- WHAT YOU ARE ASKED TO DO
Pick each line containing the word "Abundance" out of the data below.

Stored data entries:
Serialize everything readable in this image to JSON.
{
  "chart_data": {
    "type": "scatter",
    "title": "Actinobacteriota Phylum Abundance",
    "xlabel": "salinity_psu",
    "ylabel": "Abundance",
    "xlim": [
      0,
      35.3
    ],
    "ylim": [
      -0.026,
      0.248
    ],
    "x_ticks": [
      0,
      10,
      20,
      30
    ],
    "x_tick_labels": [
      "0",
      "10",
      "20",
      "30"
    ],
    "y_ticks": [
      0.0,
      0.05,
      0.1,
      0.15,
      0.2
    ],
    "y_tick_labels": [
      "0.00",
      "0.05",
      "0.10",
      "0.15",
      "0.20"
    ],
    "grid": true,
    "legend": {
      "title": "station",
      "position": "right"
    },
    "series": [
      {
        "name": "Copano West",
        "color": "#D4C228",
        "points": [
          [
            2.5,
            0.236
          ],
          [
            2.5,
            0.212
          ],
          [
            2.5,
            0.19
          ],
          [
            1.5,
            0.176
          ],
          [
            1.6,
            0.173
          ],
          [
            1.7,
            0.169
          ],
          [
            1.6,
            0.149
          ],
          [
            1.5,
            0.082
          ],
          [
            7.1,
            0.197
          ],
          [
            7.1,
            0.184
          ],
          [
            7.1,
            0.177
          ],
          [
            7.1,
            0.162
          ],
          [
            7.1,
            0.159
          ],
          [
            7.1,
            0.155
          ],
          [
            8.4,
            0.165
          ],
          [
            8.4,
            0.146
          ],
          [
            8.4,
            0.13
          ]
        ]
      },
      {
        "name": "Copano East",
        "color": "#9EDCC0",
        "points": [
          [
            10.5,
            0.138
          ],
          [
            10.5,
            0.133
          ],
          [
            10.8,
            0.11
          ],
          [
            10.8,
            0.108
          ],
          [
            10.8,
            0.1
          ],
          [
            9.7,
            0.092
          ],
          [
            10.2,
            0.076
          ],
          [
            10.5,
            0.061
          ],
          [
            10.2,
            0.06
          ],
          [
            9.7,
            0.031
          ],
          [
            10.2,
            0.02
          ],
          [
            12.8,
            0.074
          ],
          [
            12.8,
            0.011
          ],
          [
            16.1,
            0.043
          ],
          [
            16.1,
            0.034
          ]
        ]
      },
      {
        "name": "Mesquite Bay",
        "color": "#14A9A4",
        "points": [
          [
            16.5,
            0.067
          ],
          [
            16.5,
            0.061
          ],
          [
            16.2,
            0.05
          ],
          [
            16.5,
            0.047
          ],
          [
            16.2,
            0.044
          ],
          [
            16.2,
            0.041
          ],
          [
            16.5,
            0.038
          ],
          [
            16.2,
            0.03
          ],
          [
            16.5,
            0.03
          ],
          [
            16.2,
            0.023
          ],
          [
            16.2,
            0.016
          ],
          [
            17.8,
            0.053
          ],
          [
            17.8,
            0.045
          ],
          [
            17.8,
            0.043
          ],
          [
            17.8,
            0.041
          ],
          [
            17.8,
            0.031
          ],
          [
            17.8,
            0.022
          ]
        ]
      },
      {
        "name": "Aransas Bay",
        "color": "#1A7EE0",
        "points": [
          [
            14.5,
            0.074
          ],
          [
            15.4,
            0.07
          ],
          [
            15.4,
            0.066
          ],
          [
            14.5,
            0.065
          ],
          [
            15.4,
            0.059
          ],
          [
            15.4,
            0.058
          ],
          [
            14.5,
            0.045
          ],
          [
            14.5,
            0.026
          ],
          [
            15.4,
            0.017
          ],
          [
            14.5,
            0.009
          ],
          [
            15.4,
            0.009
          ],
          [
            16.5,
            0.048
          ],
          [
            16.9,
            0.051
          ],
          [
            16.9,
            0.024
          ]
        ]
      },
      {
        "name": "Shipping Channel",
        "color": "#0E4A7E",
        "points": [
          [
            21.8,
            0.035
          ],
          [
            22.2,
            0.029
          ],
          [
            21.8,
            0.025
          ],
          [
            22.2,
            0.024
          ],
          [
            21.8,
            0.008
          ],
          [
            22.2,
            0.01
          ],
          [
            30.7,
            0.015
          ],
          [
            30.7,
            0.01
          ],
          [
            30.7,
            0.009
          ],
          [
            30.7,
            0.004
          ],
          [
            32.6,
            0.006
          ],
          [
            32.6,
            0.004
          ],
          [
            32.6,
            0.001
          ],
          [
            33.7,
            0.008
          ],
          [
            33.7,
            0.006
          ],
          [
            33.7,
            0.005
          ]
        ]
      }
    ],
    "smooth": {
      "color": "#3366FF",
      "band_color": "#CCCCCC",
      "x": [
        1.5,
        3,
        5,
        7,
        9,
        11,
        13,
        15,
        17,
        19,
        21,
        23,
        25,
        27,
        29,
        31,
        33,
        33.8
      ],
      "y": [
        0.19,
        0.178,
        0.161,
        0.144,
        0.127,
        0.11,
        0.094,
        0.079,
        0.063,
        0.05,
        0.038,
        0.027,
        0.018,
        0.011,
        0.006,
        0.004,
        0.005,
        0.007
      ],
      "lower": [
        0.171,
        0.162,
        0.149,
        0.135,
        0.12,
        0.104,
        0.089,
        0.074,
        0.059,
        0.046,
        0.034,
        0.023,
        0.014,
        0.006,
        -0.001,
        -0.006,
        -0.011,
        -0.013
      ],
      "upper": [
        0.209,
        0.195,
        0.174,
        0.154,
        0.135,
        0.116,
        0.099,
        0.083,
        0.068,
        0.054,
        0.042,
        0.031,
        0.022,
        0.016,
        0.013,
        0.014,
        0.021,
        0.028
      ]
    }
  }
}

- EXERCISE RESULT
    "title": "Actinobacteriota Phylum Abundance",
    "ylabel": "Abundance",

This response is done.